*Written exercise*: Repeat the lines below exactly as they appear, but leave out the images.

*Dataset entries*:
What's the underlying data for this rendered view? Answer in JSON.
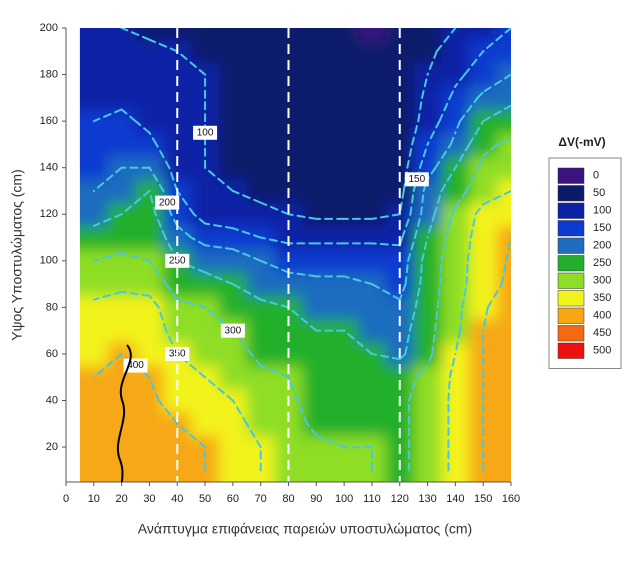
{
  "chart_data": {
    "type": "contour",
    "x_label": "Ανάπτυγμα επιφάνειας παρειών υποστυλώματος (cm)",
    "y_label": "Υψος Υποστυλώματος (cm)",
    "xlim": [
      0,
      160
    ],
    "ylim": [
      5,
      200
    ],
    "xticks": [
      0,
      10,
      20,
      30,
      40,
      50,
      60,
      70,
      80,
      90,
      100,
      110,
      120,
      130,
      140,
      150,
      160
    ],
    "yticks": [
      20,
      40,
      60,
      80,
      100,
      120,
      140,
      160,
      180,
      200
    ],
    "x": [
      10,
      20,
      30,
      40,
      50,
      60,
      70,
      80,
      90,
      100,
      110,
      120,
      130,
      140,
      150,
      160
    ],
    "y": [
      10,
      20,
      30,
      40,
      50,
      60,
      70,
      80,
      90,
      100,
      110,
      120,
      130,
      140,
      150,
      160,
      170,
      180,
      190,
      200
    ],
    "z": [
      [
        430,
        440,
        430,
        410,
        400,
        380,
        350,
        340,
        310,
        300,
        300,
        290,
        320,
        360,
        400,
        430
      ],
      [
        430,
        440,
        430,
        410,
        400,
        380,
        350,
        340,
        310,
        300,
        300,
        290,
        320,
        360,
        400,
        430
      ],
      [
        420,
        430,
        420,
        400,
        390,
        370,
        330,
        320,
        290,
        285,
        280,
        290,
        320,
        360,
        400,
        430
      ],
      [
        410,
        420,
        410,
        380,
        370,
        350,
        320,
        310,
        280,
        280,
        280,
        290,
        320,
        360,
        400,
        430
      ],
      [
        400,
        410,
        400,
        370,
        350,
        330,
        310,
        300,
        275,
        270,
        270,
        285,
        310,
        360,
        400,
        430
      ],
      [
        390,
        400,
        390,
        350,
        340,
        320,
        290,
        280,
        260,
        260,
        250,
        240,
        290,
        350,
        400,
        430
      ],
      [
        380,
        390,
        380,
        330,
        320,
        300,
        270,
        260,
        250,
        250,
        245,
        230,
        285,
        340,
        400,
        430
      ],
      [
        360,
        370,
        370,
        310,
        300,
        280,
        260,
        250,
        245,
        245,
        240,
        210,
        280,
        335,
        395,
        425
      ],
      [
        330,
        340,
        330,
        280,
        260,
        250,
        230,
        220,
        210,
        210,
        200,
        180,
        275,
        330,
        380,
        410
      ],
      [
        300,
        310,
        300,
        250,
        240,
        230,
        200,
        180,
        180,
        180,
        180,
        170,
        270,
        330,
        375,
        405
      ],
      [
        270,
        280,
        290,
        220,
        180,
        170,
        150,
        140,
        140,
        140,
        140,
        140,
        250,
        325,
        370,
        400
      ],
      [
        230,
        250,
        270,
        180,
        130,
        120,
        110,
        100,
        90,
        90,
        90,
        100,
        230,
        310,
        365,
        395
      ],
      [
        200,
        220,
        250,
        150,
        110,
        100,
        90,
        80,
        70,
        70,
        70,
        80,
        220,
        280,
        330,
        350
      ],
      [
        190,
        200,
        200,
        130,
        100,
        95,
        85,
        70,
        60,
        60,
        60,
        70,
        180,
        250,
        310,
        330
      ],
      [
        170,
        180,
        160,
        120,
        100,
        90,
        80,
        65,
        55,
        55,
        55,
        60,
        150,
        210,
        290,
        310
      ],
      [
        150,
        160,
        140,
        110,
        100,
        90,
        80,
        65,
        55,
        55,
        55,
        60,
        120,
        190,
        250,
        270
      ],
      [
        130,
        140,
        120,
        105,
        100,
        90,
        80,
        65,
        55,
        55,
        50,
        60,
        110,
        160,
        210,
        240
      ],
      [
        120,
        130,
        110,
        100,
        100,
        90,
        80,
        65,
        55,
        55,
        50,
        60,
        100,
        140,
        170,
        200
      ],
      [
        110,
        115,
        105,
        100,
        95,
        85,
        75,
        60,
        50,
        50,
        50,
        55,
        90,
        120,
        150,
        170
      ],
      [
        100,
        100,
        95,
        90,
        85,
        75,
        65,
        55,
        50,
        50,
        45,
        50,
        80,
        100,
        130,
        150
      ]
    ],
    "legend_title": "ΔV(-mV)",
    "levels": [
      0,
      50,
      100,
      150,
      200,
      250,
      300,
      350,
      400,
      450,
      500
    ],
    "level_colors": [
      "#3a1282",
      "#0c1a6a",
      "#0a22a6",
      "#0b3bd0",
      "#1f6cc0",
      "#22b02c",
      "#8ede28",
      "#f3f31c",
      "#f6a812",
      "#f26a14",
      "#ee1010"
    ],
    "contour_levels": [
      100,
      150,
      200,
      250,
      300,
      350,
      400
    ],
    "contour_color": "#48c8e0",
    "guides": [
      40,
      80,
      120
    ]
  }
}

*Written response*:
What's the underlying data for this rendered view? Answer in JSON.
{
  "chart_data": {
    "type": "contour",
    "x_label": "Ανάπτυγμα επιφάνειας παρειών υποστυλώματος (cm)",
    "y_label": "Υψος Υποστυλώματος (cm)",
    "xlim": [
      0,
      160
    ],
    "ylim": [
      5,
      200
    ],
    "xticks": [
      0,
      10,
      20,
      30,
      40,
      50,
      60,
      70,
      80,
      90,
      100,
      110,
      120,
      130,
      140,
      150,
      160
    ],
    "yticks": [
      20,
      40,
      60,
      80,
      100,
      120,
      140,
      160,
      180,
      200
    ],
    "x": [
      10,
      20,
      30,
      40,
      50,
      60,
      70,
      80,
      90,
      100,
      110,
      120,
      130,
      140,
      150,
      160
    ],
    "y": [
      10,
      20,
      30,
      40,
      50,
      60,
      70,
      80,
      90,
      100,
      110,
      120,
      130,
      140,
      150,
      160,
      170,
      180,
      190,
      200
    ],
    "z": [
      [
        430,
        440,
        430,
        410,
        400,
        380,
        350,
        340,
        310,
        300,
        300,
        290,
        320,
        360,
        400,
        430
      ],
      [
        430,
        440,
        430,
        410,
        400,
        380,
        350,
        340,
        310,
        300,
        300,
        290,
        320,
        360,
        400,
        430
      ],
      [
        420,
        430,
        420,
        400,
        390,
        370,
        330,
        320,
        290,
        285,
        280,
        290,
        320,
        360,
        400,
        430
      ],
      [
        410,
        420,
        410,
        380,
        370,
        350,
        320,
        310,
        280,
        280,
        280,
        290,
        320,
        360,
        400,
        430
      ],
      [
        400,
        410,
        400,
        370,
        350,
        330,
        310,
        300,
        275,
        270,
        270,
        285,
        310,
        360,
        400,
        430
      ],
      [
        390,
        400,
        390,
        350,
        340,
        320,
        290,
        280,
        260,
        260,
        250,
        240,
        290,
        350,
        400,
        430
      ],
      [
        380,
        390,
        380,
        330,
        320,
        300,
        270,
        260,
        250,
        250,
        245,
        230,
        285,
        340,
        400,
        430
      ],
      [
        360,
        370,
        370,
        310,
        300,
        280,
        260,
        250,
        245,
        245,
        240,
        210,
        280,
        335,
        395,
        425
      ],
      [
        330,
        340,
        330,
        280,
        260,
        250,
        230,
        220,
        210,
        210,
        200,
        180,
        275,
        330,
        380,
        410
      ],
      [
        300,
        310,
        300,
        250,
        240,
        230,
        200,
        180,
        180,
        180,
        180,
        170,
        270,
        330,
        375,
        405
      ],
      [
        270,
        280,
        290,
        220,
        180,
        170,
        150,
        140,
        140,
        140,
        140,
        140,
        250,
        325,
        370,
        400
      ],
      [
        230,
        250,
        270,
        180,
        130,
        120,
        110,
        100,
        90,
        90,
        90,
        100,
        230,
        310,
        365,
        395
      ],
      [
        200,
        220,
        250,
        150,
        110,
        100,
        90,
        80,
        70,
        70,
        70,
        80,
        220,
        280,
        330,
        350
      ],
      [
        190,
        200,
        200,
        130,
        100,
        95,
        85,
        70,
        60,
        60,
        60,
        70,
        180,
        250,
        310,
        330
      ],
      [
        170,
        180,
        160,
        120,
        100,
        90,
        80,
        65,
        55,
        55,
        55,
        60,
        150,
        210,
        290,
        310
      ],
      [
        150,
        160,
        140,
        110,
        100,
        90,
        80,
        65,
        55,
        55,
        55,
        60,
        120,
        190,
        250,
        270
      ],
      [
        130,
        140,
        120,
        105,
        100,
        90,
        80,
        65,
        55,
        55,
        50,
        60,
        110,
        160,
        210,
        240
      ],
      [
        120,
        130,
        110,
        100,
        100,
        90,
        80,
        65,
        55,
        55,
        50,
        60,
        100,
        140,
        170,
        200
      ],
      [
        110,
        115,
        105,
        100,
        95,
        85,
        75,
        60,
        50,
        50,
        50,
        55,
        90,
        120,
        150,
        170
      ],
      [
        100,
        100,
        95,
        90,
        85,
        75,
        65,
        55,
        50,
        50,
        45,
        50,
        80,
        100,
        130,
        150
      ]
    ],
    "legend_title": "ΔV(-mV)",
    "levels": [
      0,
      50,
      100,
      150,
      200,
      250,
      300,
      350,
      400,
      450,
      500
    ],
    "level_colors": [
      "#3a1282",
      "#0c1a6a",
      "#0a22a6",
      "#0b3bd0",
      "#1f6cc0",
      "#22b02c",
      "#8ede28",
      "#f3f31c",
      "#f6a812",
      "#f26a14",
      "#ee1010"
    ],
    "contour_levels": [
      100,
      150,
      200,
      250,
      300,
      350,
      400
    ],
    "contour_color": "#48c8e0",
    "guides": [
      40,
      80,
      120
    ]
  }
}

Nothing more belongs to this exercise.